# start of Material

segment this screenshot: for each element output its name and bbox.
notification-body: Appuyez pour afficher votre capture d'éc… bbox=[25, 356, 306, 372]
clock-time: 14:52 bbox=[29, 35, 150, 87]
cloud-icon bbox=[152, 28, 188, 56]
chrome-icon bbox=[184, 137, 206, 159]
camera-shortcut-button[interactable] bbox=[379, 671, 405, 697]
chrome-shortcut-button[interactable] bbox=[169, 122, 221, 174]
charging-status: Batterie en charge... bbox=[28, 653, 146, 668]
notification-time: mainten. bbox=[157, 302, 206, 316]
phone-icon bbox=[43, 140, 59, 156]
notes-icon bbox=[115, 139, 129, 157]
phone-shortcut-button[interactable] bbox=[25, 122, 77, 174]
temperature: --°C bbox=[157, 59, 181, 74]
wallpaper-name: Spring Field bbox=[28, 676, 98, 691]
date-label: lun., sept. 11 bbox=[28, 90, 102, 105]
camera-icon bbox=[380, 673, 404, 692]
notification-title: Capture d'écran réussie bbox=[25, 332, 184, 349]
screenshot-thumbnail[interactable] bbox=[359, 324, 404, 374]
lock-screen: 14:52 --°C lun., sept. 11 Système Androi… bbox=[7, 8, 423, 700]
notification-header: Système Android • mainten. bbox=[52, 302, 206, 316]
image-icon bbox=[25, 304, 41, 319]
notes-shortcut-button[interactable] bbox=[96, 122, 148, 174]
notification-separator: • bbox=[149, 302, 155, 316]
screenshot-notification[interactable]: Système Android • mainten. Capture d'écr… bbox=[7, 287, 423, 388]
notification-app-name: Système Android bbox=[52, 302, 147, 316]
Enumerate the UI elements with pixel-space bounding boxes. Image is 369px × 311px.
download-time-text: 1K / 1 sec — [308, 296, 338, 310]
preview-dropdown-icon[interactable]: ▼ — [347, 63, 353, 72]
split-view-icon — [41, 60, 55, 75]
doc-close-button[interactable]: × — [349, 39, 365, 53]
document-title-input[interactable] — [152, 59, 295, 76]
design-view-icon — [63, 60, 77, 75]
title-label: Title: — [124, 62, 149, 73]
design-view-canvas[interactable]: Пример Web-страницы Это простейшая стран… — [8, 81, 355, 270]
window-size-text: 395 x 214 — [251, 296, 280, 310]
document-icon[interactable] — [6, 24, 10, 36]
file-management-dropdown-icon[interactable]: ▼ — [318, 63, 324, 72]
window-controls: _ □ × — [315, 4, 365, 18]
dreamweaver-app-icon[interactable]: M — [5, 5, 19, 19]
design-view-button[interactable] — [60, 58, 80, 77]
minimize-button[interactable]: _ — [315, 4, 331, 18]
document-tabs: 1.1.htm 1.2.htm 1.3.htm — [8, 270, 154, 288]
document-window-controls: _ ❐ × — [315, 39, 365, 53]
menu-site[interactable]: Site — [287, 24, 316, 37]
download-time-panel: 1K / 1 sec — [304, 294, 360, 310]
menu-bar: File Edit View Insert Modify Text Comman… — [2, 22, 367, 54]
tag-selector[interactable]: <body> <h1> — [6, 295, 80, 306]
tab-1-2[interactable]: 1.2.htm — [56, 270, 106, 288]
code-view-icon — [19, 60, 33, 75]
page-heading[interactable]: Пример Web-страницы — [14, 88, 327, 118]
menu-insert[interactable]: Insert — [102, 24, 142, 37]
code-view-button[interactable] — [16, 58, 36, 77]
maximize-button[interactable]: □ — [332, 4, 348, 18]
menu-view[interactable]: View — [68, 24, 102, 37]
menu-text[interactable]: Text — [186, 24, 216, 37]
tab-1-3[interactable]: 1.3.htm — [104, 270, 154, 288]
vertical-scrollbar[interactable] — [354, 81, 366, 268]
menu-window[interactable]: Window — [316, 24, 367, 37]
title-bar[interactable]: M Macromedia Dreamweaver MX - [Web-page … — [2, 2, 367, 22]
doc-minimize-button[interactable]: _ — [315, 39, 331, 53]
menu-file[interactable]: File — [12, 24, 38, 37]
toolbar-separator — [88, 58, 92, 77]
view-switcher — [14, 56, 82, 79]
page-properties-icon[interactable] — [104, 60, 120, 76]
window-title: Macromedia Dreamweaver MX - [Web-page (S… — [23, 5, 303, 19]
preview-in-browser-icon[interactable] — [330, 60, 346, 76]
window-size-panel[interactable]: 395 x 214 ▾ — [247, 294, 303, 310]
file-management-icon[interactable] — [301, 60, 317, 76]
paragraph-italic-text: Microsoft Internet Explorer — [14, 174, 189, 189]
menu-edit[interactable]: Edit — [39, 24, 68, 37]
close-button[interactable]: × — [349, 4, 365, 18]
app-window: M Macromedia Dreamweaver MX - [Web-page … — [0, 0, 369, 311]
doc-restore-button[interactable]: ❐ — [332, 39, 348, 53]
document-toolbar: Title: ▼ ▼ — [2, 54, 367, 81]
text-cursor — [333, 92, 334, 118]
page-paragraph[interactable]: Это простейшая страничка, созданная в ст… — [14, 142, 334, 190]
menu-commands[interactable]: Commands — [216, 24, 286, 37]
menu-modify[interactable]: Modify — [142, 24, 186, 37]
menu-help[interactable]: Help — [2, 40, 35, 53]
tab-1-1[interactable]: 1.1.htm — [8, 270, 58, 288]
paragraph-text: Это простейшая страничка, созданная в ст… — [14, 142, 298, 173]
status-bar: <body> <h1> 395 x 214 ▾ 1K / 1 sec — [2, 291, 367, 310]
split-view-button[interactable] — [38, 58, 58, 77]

# end of Material

### Written problem
Change every occurrence of "shortcut-button" in the material above to "launcher-button", and reproduce all the lines with nothing else altered.

### Final result
segment this screenshot: for each element output its name and bbox.
notification-body: Appuyez pour afficher votre capture d'éc… bbox=[25, 356, 306, 372]
clock-time: 14:52 bbox=[29, 35, 150, 87]
cloud-icon bbox=[152, 28, 188, 56]
chrome-icon bbox=[184, 137, 206, 159]
camera-launcher-button[interactable] bbox=[379, 671, 405, 697]
chrome-launcher-button[interactable] bbox=[169, 122, 221, 174]
charging-status: Batterie en charge... bbox=[28, 653, 146, 668]
notification-time: mainten. bbox=[157, 302, 206, 316]
phone-icon bbox=[43, 140, 59, 156]
notes-icon bbox=[115, 139, 129, 157]
phone-launcher-button[interactable] bbox=[25, 122, 77, 174]
temperature: --°C bbox=[157, 59, 181, 74]
wallpaper-name: Spring Field bbox=[28, 676, 98, 691]
date-label: lun., sept. 11 bbox=[28, 90, 102, 105]
camera-icon bbox=[380, 673, 404, 692]
notification-title: Capture d'écran réussie bbox=[25, 332, 184, 349]
screenshot-thumbnail[interactable] bbox=[359, 324, 404, 374]
lock-screen: 14:52 --°C lun., sept. 11 Système Androi… bbox=[7, 8, 423, 700]
notification-header: Système Android • mainten. bbox=[52, 302, 206, 316]
image-icon bbox=[25, 304, 41, 319]
notes-launcher-button[interactable] bbox=[96, 122, 148, 174]
notification-separator: • bbox=[149, 302, 155, 316]
screenshot-notification[interactable]: Système Android • mainten. Capture d'écr… bbox=[7, 287, 423, 388]
notification-app-name: Système Android bbox=[52, 302, 147, 316]
Enumerate the UI elements with pixel-space bounding boxes. Image is 369px × 311px.
download-time-text: 1K / 1 sec — [308, 296, 338, 310]
preview-dropdown-icon[interactable]: ▼ — [347, 63, 353, 72]
split-view-icon — [41, 60, 55, 75]
doc-close-button[interactable]: × — [349, 39, 365, 53]
document-title-input[interactable] — [152, 59, 295, 76]
design-view-icon — [63, 60, 77, 75]
title-label: Title: — [124, 62, 149, 73]
design-view-canvas[interactable]: Пример Web-страницы Это простейшая стран… — [8, 81, 355, 270]
window-size-text: 395 x 214 — [251, 296, 280, 310]
document-icon[interactable] — [6, 24, 10, 36]
file-management-dropdown-icon[interactable]: ▼ — [318, 63, 324, 72]
window-controls: _ □ × — [315, 4, 365, 18]
dreamweaver-app-icon[interactable]: M — [5, 5, 19, 19]
design-view-button[interactable] — [60, 58, 80, 77]
minimize-button[interactable]: _ — [315, 4, 331, 18]
document-tabs: 1.1.htm 1.2.htm 1.3.htm — [8, 270, 154, 288]
document-window-controls: _ ❐ × — [315, 39, 365, 53]
menu-site[interactable]: Site — [287, 24, 316, 37]
download-time-panel: 1K / 1 sec — [304, 294, 360, 310]
menu-bar: File Edit View Insert Modify Text Comman… — [2, 22, 367, 54]
tag-selector[interactable]: <body> <h1> — [6, 295, 80, 306]
tab-1-2[interactable]: 1.2.htm — [56, 270, 106, 288]
code-view-icon — [19, 60, 33, 75]
page-heading[interactable]: Пример Web-страницы — [14, 88, 327, 118]
menu-insert[interactable]: Insert — [102, 24, 142, 37]
code-view-button[interactable] — [16, 58, 36, 77]
maximize-button[interactable]: □ — [332, 4, 348, 18]
menu-view[interactable]: View — [68, 24, 102, 37]
menu-text[interactable]: Text — [186, 24, 216, 37]
tab-1-3[interactable]: 1.3.htm — [104, 270, 154, 288]
vertical-scrollbar[interactable] — [354, 81, 366, 268]
menu-window[interactable]: Window — [316, 24, 367, 37]
title-bar[interactable]: M Macromedia Dreamweaver MX - [Web-page … — [2, 2, 367, 22]
doc-minimize-button[interactable]: _ — [315, 39, 331, 53]
menu-file[interactable]: File — [12, 24, 38, 37]
toolbar-separator — [88, 58, 92, 77]
view-switcher — [14, 56, 82, 79]
page-properties-icon[interactable] — [104, 60, 120, 76]
window-title: Macromedia Dreamweaver MX - [Web-page (S… — [23, 5, 303, 19]
preview-in-browser-icon[interactable] — [330, 60, 346, 76]
window-size-panel[interactable]: 395 x 214 ▾ — [247, 294, 303, 310]
file-management-icon[interactable] — [301, 60, 317, 76]
paragraph-italic-text: Microsoft Internet Explorer — [14, 174, 189, 189]
menu-edit[interactable]: Edit — [39, 24, 68, 37]
close-button[interactable]: × — [349, 4, 365, 18]
app-window: M Macromedia Dreamweaver MX - [Web-page … — [0, 0, 369, 311]
doc-restore-button[interactable]: ❐ — [332, 39, 348, 53]
document-toolbar: Title: ▼ ▼ — [2, 54, 367, 81]
text-cursor — [333, 92, 334, 118]
page-paragraph[interactable]: Это простейшая страничка, созданная в ст… — [14, 142, 334, 190]
menu-commands[interactable]: Commands — [216, 24, 286, 37]
menu-modify[interactable]: Modify — [142, 24, 186, 37]
menu-help[interactable]: Help — [2, 40, 35, 53]
tab-1-1[interactable]: 1.1.htm — [8, 270, 58, 288]
paragraph-text: Это простейшая страничка, созданная в ст… — [14, 142, 298, 173]
status-bar: <body> <h1> 395 x 214 ▾ 1K / 1 sec — [2, 291, 367, 310]
split-view-button[interactable] — [38, 58, 58, 77]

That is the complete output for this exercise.